● Exercise objective:
Present the following entries again, word for word and in full.

● The records:
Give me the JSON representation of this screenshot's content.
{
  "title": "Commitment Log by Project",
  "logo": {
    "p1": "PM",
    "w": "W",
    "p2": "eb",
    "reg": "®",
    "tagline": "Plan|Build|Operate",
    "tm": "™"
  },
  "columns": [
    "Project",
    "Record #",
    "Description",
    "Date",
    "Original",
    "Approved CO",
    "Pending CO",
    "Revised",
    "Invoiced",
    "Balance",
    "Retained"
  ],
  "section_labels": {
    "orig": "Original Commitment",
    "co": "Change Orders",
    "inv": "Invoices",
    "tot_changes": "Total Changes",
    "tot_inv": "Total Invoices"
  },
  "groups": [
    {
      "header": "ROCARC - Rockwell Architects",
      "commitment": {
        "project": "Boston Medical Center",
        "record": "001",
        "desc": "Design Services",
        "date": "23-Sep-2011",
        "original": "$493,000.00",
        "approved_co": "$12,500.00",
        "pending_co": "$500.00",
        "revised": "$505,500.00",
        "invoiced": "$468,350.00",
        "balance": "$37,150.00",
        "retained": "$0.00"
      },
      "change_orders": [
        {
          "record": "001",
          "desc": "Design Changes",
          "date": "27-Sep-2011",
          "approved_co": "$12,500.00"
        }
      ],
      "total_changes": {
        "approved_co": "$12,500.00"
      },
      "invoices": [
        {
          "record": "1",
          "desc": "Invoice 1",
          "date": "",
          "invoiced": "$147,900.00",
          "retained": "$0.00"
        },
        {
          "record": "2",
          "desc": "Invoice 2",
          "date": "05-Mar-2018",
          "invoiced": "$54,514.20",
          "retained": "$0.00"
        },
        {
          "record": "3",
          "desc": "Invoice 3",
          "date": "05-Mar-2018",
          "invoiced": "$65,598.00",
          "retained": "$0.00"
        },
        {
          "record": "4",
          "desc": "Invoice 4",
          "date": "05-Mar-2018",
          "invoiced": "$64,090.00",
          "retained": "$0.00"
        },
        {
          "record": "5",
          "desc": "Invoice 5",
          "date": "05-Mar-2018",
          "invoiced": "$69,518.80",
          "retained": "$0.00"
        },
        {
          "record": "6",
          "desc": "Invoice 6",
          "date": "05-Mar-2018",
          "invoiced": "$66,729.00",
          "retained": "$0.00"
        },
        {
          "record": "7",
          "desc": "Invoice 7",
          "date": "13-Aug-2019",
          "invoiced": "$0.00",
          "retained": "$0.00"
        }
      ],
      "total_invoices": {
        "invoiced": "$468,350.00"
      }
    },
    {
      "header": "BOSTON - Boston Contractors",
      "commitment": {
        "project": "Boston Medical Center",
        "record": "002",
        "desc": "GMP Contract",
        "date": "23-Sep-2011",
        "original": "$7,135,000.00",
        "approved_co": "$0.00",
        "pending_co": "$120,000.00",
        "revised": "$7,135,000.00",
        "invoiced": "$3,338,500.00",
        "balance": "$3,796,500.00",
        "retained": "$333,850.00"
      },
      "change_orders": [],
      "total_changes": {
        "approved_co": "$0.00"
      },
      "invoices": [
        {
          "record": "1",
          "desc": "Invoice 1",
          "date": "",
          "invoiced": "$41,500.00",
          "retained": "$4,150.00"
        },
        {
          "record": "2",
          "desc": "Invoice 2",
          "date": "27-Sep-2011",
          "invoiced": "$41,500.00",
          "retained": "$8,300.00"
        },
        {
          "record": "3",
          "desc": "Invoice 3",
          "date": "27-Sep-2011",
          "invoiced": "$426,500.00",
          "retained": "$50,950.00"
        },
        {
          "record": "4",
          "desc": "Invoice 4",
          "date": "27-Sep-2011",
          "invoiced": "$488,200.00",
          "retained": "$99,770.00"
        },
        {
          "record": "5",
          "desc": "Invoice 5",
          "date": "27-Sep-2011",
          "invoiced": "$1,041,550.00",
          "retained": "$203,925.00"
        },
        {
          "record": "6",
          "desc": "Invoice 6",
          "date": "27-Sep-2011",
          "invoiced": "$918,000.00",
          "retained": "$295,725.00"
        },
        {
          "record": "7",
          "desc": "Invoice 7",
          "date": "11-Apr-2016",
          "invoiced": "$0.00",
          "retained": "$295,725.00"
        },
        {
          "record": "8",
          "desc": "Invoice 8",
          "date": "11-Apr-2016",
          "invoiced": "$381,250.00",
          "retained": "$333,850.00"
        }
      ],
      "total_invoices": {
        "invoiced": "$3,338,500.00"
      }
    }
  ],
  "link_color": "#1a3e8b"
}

● Solution to this task:
Give me the JSON representation of this screenshot's content.
{
  "title": "Commitment Log by Project",
  "logo": {
    "p1": "PM",
    "w": "W",
    "p2": "eb",
    "reg": "®",
    "tagline": "Plan|Build|Operate",
    "tm": "™"
  },
  "columns": [
    "Project",
    "Record #",
    "Description",
    "Date",
    "Original",
    "Approved CO",
    "Pending CO",
    "Revised",
    "Invoiced",
    "Balance",
    "Retained"
  ],
  "section_labels": {
    "orig": "Original Commitment",
    "co": "Change Orders",
    "inv": "Invoices",
    "tot_changes": "Total Changes",
    "tot_inv": "Total Invoices"
  },
  "groups": [
    {
      "header": "ROCARC - Rockwell Architects",
      "commitment": {
        "project": "Boston Medical Center",
        "record": "001",
        "desc": "Design Services",
        "date": "23-Sep-2011",
        "original": "$493,000.00",
        "approved_co": "$12,500.00",
        "pending_co": "$500.00",
        "revised": "$505,500.00",
        "invoiced": "$468,350.00",
        "balance": "$37,150.00",
        "retained": "$0.00"
      },
      "change_orders": [
        {
          "record": "001",
          "desc": "Design Changes",
          "date": "27-Sep-2011",
          "approved_co": "$12,500.00"
        }
      ],
      "total_changes": {
        "approved_co": "$12,500.00"
      },
      "invoices": [
        {
          "record": "1",
          "desc": "Invoice 1",
          "date": "",
          "invoiced": "$147,900.00",
          "retained": "$0.00"
        },
        {
          "record": "2",
          "desc": "Invoice 2",
          "date": "05-Mar-2018",
          "invoiced": "$54,514.20",
          "retained": "$0.00"
        },
        {
          "record": "3",
          "desc": "Invoice 3",
          "date": "05-Mar-2018",
          "invoiced": "$65,598.00",
          "retained": "$0.00"
        },
        {
          "record": "4",
          "desc": "Invoice 4",
          "date": "05-Mar-2018",
          "invoiced": "$64,090.00",
          "retained": "$0.00"
        },
        {
          "record": "5",
          "desc": "Invoice 5",
          "date": "05-Mar-2018",
          "invoiced": "$69,518.80",
          "retained": "$0.00"
        },
        {
          "record": "6",
          "desc": "Invoice 6",
          "date": "05-Mar-2018",
          "invoiced": "$66,729.00",
          "retained": "$0.00"
        },
        {
          "record": "7",
          "desc": "Invoice 7",
          "date": "13-Aug-2019",
          "invoiced": "$0.00",
          "retained": "$0.00"
        }
      ],
      "total_invoices": {
        "invoiced": "$468,350.00"
      }
    },
    {
      "header": "BOSTON - Boston Contractors",
      "commitment": {
        "project": "Boston Medical Center",
        "record": "002",
        "desc": "GMP Contract",
        "date": "23-Sep-2011",
        "original": "$7,135,000.00",
        "approved_co": "$0.00",
        "pending_co": "$120,000.00",
        "revised": "$7,135,000.00",
        "invoiced": "$3,338,500.00",
        "balance": "$3,796,500.00",
        "retained": "$333,850.00"
      },
      "change_orders": [],
      "total_changes": {
        "approved_co": "$0.00"
      },
      "invoices": [
        {
          "record": "1",
          "desc": "Invoice 1",
          "date": "",
          "invoiced": "$41,500.00",
          "retained": "$4,150.00"
        },
        {
          "record": "2",
          "desc": "Invoice 2",
          "date": "27-Sep-2011",
          "invoiced": "$41,500.00",
          "retained": "$8,300.00"
        },
        {
          "record": "3",
          "desc": "Invoice 3",
          "date": "27-Sep-2011",
          "invoiced": "$426,500.00",
          "retained": "$50,950.00"
        },
        {
          "record": "4",
          "desc": "Invoice 4",
          "date": "27-Sep-2011",
          "invoiced": "$488,200.00",
          "retained": "$99,770.00"
        },
        {
          "record": "5",
          "desc": "Invoice 5",
          "date": "27-Sep-2011",
          "invoiced": "$1,041,550.00",
          "retained": "$203,925.00"
        },
        {
          "record": "6",
          "desc": "Invoice 6",
          "date": "27-Sep-2011",
          "invoiced": "$918,000.00",
          "retained": "$295,725.00"
        },
        {
          "record": "7",
          "desc": "Invoice 7",
          "date": "11-Apr-2016",
          "invoiced": "$0.00",
          "retained": "$295,725.00"
        },
        {
          "record": "8",
          "desc": "Invoice 8",
          "date": "11-Apr-2016",
          "invoiced": "$381,250.00",
          "retained": "$333,850.00"
        }
      ],
      "total_invoices": {
        "invoiced": "$3,338,500.00"
      }
    }
  ],
  "link_color": "#1a3e8b"
}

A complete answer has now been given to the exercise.